### Source data

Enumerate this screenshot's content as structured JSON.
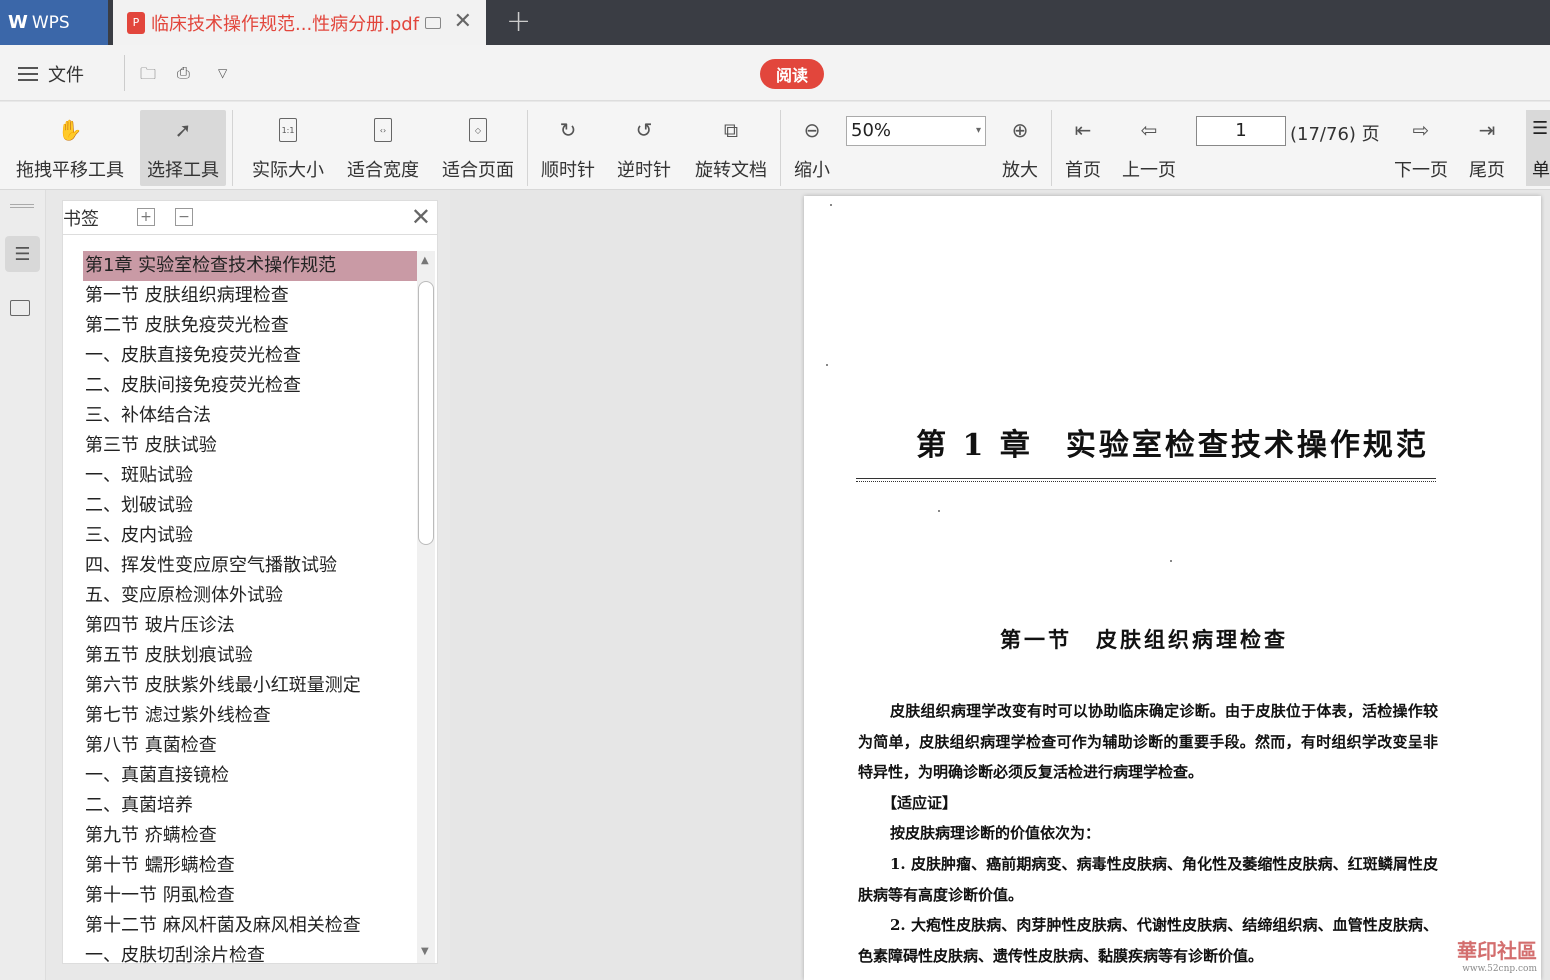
{
  "titlebar": {
    "app_name": "WPS",
    "doc_tab_title": "临床技术操作规范...性病分册.pdf"
  },
  "menubar": {
    "file_label": "文件",
    "read_label": "阅读"
  },
  "toolbar": {
    "pan_tool": "拖拽平移工具",
    "select_tool": "选择工具",
    "actual_size": "实际大小",
    "fit_width": "适合宽度",
    "fit_page": "适合页面",
    "clockwise": "顺时针",
    "counterclockwise": "逆时针",
    "rotate_doc": "旋转文档",
    "zoom_out": "缩小",
    "zoom_value": "50%",
    "zoom_in": "放大",
    "first_page": "首页",
    "prev_page": "上一页",
    "page_input": "1",
    "page_count": "(17/76) 页",
    "next_page": "下一页",
    "last_page": "尾页",
    "single": "单"
  },
  "bookmarks": {
    "title": "书签",
    "items": [
      "第1章 实验室检查技术操作规范",
      "第一节 皮肤组织病理检查",
      "第二节 皮肤免疫荧光检查",
      "一、皮肤直接免疫荧光检查",
      "二、皮肤间接免疫荧光检查",
      "三、补体结合法",
      "第三节 皮肤试验",
      "一、斑贴试验",
      "二、划破试验",
      "三、皮内试验",
      "四、挥发性变应原空气播散试验",
      "五、变应原检测体外试验",
      "第四节 玻片压诊法",
      "第五节 皮肤划痕试验",
      "第六节 皮肤紫外线最小红斑量测定",
      "第七节 滤过紫外线检查",
      "第八节 真菌检查",
      "一、真菌直接镜检",
      "二、真菌培养",
      "第九节 疥螨检查",
      "第十节 蠕形螨检查",
      "第十一节 阴虱检查",
      "第十二节 麻风杆菌及麻风相关检查",
      "一、皮肤切刮涂片检查"
    ]
  },
  "document": {
    "chapter_title": "第 1 章　实验室检查技术操作规范",
    "section_title": "第一节　皮肤组织病理检查",
    "paragraphs": [
      "皮肤组织病理学改变有时可以协助临床确定诊断。由于皮肤位于体表，活检操作较为简单，皮肤组织病理学检查可作为辅助诊断的重要手段。然而，有时组织学改变呈非特异性，为明确诊断必须反复活检进行病理学检查。",
      "【适应证】",
      "按皮肤病理诊断的价值依次为：",
      "1. 皮肤肿瘤、癌前期病变、病毒性皮肤病、角化性及萎缩性皮肤病、红斑鳞屑性皮肤病等有高度诊断价值。",
      "2. 大疱性皮肤病、肉芽肿性皮肤病、代谢性皮肤病、结缔组织病、血管性皮肤病、色素障碍性皮肤病、遗传性皮肤病、黏膜疾病等有诊断价值。"
    ],
    "watermark": "華印社區",
    "watermark_url": "www.52cnp.com"
  },
  "colors": {
    "accent_red": "#e2463c",
    "selected_bookmark": "#c99aa5",
    "wps_blue": "#3b67a9"
  }
}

######

Work required:
Transcribe the records above verbatim. Do not carry over any picture.

Exercise output:
Enumerate this screenshot's content as structured JSON.
{
  "titlebar": {
    "app_name": "WPS",
    "doc_tab_title": "临床技术操作规范...性病分册.pdf"
  },
  "menubar": {
    "file_label": "文件",
    "read_label": "阅读"
  },
  "toolbar": {
    "pan_tool": "拖拽平移工具",
    "select_tool": "选择工具",
    "actual_size": "实际大小",
    "fit_width": "适合宽度",
    "fit_page": "适合页面",
    "clockwise": "顺时针",
    "counterclockwise": "逆时针",
    "rotate_doc": "旋转文档",
    "zoom_out": "缩小",
    "zoom_value": "50%",
    "zoom_in": "放大",
    "first_page": "首页",
    "prev_page": "上一页",
    "page_input": "1",
    "page_count": "(17/76) 页",
    "next_page": "下一页",
    "last_page": "尾页",
    "single": "单"
  },
  "bookmarks": {
    "title": "书签",
    "items": [
      "第1章 实验室检查技术操作规范",
      "第一节 皮肤组织病理检查",
      "第二节 皮肤免疫荧光检查",
      "一、皮肤直接免疫荧光检查",
      "二、皮肤间接免疫荧光检查",
      "三、补体结合法",
      "第三节 皮肤试验",
      "一、斑贴试验",
      "二、划破试验",
      "三、皮内试验",
      "四、挥发性变应原空气播散试验",
      "五、变应原检测体外试验",
      "第四节 玻片压诊法",
      "第五节 皮肤划痕试验",
      "第六节 皮肤紫外线最小红斑量测定",
      "第七节 滤过紫外线检查",
      "第八节 真菌检查",
      "一、真菌直接镜检",
      "二、真菌培养",
      "第九节 疥螨检查",
      "第十节 蠕形螨检查",
      "第十一节 阴虱检查",
      "第十二节 麻风杆菌及麻风相关检查",
      "一、皮肤切刮涂片检查"
    ]
  },
  "document": {
    "chapter_title": "第 1 章　实验室检查技术操作规范",
    "section_title": "第一节　皮肤组织病理检查",
    "paragraphs": [
      "皮肤组织病理学改变有时可以协助临床确定诊断。由于皮肤位于体表，活检操作较为简单，皮肤组织病理学检查可作为辅助诊断的重要手段。然而，有时组织学改变呈非特异性，为明确诊断必须反复活检进行病理学检查。",
      "【适应证】",
      "按皮肤病理诊断的价值依次为：",
      "1. 皮肤肿瘤、癌前期病变、病毒性皮肤病、角化性及萎缩性皮肤病、红斑鳞屑性皮肤病等有高度诊断价值。",
      "2. 大疱性皮肤病、肉芽肿性皮肤病、代谢性皮肤病、结缔组织病、血管性皮肤病、色素障碍性皮肤病、遗传性皮肤病、黏膜疾病等有诊断价值。"
    ],
    "watermark": "華印社區",
    "watermark_url": "www.52cnp.com"
  },
  "colors": {
    "accent_red": "#e2463c",
    "selected_bookmark": "#c99aa5",
    "wps_blue": "#3b67a9"
  }
}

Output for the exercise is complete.